[Stored dataset items]

——————

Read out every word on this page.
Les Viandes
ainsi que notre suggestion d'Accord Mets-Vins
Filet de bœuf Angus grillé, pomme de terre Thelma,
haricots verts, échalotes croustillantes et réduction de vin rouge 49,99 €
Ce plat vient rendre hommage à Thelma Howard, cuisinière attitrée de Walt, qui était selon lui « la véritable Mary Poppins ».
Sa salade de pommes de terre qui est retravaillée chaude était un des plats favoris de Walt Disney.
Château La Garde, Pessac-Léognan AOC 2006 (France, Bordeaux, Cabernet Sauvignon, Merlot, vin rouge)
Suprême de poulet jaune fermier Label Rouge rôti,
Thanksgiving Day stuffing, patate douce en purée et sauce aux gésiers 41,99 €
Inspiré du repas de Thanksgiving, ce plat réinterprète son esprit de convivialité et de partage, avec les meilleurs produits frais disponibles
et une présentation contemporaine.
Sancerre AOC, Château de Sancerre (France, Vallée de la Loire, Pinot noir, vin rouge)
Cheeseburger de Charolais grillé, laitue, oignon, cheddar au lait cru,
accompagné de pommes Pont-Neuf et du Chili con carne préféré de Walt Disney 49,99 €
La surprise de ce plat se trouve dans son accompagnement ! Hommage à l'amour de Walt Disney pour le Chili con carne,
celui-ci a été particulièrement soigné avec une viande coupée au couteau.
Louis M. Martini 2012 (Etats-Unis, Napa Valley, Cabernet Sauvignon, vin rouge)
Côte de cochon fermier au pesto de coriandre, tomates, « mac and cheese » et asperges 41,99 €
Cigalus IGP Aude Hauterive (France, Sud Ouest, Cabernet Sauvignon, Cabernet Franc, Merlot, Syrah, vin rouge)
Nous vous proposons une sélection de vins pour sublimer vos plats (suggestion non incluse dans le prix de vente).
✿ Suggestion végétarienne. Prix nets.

——————

OBJECTIVE:
Count how many lines of the listing above include "Thelma" and report that number alone.

TASK OUTPUT:
2